• _STATED GOAL_: Begin with the line holding "What text is on this page?" and write out each following line to the end of the data, exactly. Pictures are left out.

(Data excerpts)
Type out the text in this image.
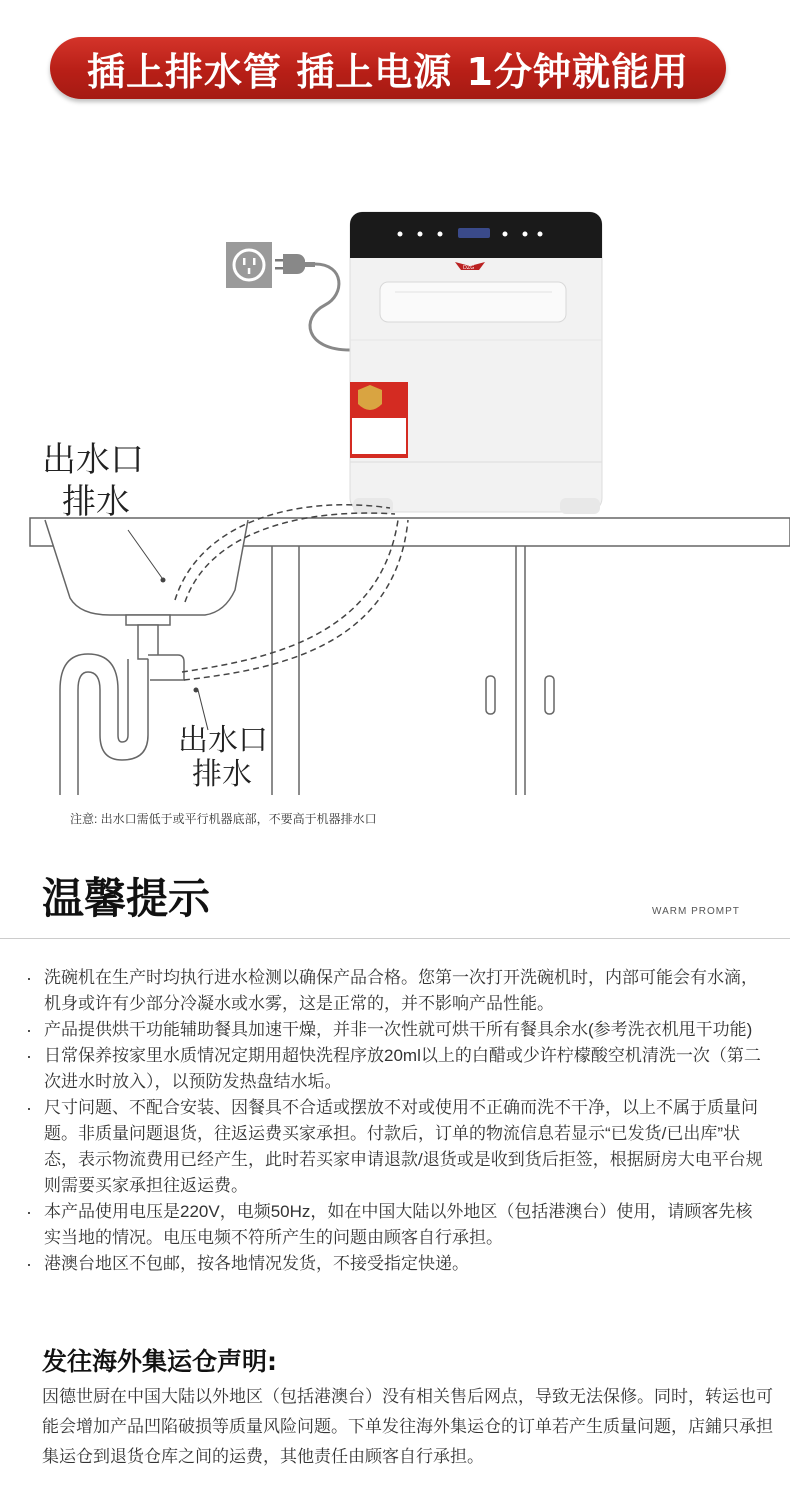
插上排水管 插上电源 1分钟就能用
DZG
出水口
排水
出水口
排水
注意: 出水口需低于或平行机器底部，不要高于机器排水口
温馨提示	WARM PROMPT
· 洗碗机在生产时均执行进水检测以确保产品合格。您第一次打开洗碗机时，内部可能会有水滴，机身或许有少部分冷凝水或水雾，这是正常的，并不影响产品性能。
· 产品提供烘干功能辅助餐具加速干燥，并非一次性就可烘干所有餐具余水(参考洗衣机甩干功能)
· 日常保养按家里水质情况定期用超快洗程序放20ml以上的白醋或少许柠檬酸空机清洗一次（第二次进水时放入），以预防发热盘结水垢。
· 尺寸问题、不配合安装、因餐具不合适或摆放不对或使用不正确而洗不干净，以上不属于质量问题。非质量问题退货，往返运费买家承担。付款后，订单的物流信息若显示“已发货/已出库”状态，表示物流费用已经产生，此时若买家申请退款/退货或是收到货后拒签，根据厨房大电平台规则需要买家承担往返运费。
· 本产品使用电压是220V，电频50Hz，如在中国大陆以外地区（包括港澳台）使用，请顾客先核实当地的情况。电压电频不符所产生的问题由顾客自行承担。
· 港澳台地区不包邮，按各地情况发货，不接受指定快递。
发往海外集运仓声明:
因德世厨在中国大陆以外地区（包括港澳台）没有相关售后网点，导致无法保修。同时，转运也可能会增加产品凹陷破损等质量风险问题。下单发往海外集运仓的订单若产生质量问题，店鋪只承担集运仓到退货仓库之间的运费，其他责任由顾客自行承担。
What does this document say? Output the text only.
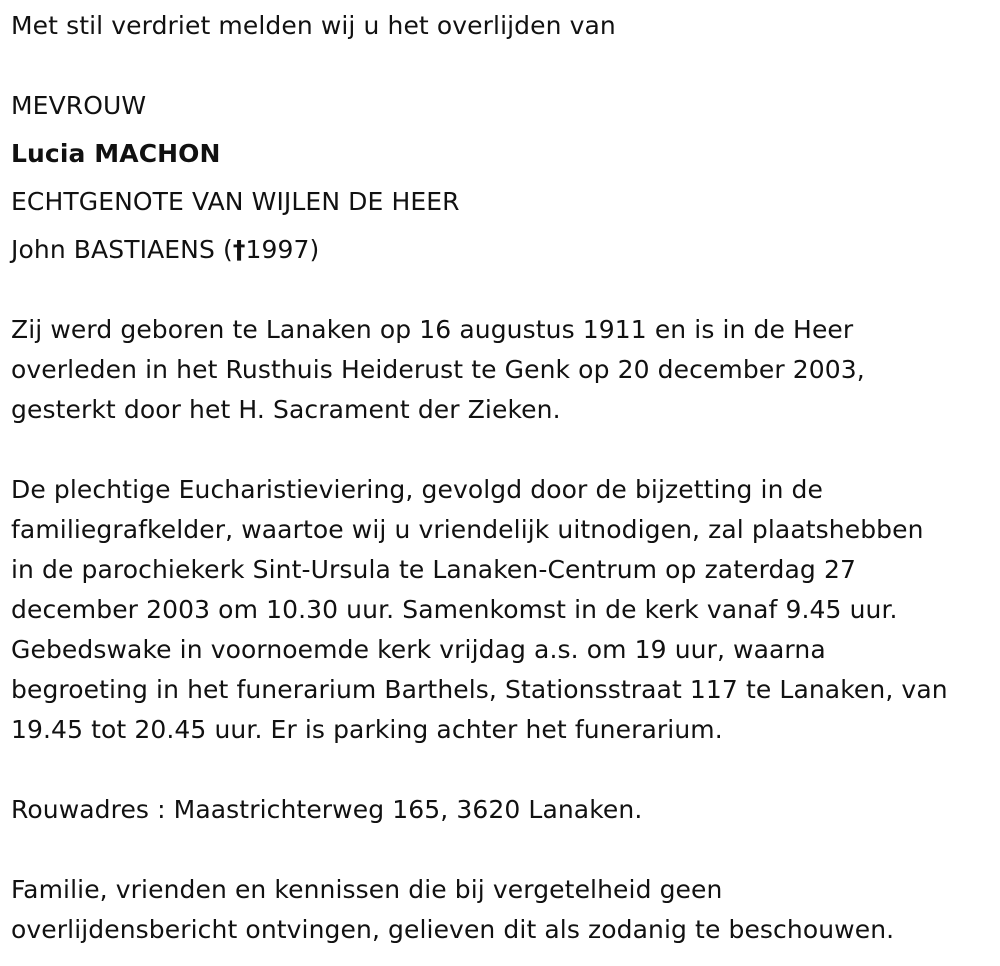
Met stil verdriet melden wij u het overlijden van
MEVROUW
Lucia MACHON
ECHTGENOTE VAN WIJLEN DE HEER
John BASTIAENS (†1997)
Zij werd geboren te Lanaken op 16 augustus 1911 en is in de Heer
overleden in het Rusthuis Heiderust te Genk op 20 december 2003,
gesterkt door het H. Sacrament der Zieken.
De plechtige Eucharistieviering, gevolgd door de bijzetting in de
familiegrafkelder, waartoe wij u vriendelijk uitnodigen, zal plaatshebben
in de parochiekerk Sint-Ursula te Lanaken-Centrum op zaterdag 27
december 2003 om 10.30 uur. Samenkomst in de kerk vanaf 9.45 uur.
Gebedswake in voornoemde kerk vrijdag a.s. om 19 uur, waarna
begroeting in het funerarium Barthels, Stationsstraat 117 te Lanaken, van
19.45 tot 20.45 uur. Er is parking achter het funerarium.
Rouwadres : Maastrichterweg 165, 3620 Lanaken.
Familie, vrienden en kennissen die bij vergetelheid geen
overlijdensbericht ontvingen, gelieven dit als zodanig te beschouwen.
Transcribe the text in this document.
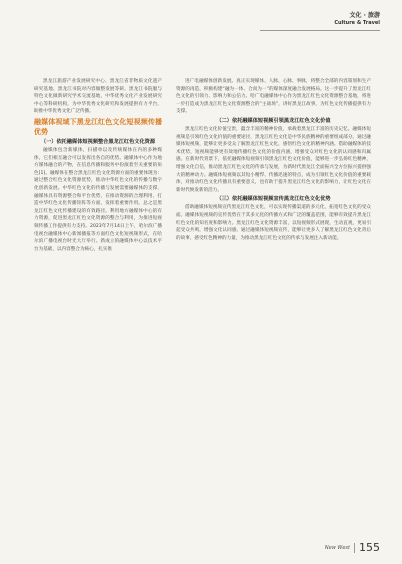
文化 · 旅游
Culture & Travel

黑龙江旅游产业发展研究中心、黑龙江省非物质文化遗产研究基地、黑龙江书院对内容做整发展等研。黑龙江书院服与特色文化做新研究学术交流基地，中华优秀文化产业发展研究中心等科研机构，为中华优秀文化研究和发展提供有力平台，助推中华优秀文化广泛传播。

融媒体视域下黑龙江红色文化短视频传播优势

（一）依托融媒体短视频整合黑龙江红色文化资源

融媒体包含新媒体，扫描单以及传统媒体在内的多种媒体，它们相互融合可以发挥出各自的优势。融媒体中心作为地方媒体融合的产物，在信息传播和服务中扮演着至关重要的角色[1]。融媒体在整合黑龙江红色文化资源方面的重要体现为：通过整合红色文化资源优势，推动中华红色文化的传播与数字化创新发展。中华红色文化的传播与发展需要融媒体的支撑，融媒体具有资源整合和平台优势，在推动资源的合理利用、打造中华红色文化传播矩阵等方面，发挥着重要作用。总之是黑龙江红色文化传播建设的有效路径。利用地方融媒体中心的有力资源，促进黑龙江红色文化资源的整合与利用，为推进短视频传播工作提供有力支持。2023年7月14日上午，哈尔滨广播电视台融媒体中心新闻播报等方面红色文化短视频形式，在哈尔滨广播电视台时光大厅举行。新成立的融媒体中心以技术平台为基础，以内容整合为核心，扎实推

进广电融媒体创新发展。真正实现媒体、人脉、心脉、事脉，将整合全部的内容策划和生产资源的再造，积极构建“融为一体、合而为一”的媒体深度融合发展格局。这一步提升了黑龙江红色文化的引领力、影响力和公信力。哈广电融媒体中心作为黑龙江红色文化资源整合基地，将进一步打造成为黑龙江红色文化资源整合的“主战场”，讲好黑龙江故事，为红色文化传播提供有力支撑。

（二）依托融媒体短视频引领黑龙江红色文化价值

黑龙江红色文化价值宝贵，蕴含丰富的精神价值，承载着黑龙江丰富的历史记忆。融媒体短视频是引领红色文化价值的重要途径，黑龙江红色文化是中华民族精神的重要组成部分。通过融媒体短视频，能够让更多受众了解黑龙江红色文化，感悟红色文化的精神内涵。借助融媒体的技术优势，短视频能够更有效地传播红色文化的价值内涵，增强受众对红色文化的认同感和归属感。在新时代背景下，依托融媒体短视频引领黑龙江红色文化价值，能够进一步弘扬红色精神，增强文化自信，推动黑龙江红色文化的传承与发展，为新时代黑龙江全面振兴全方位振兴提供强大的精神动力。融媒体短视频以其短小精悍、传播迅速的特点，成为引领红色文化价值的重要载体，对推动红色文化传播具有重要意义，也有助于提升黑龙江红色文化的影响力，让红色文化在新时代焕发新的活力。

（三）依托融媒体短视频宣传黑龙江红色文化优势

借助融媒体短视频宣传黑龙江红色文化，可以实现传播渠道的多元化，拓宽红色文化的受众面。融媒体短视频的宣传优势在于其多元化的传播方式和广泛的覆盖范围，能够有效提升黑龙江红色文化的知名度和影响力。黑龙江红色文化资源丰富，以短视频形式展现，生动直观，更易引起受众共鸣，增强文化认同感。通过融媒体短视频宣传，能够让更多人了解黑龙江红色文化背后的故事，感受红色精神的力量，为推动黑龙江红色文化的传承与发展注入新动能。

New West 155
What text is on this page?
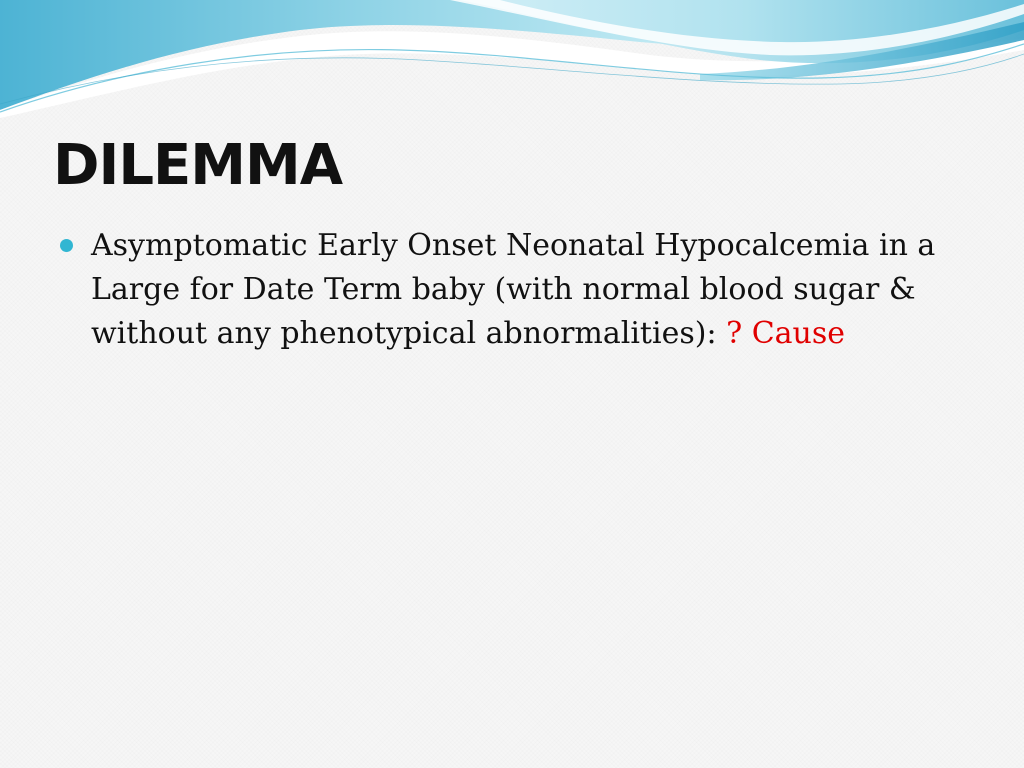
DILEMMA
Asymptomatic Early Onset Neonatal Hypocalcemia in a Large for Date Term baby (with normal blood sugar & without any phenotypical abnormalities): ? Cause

• _SOLUTION_:
What text is on this page?
DILEMMA
Asymptomatic Early Onset Neonatal Hypocalcemia in a Large for Date Term baby (with normal blood sugar & without any phenotypical abnormalities): ? Cause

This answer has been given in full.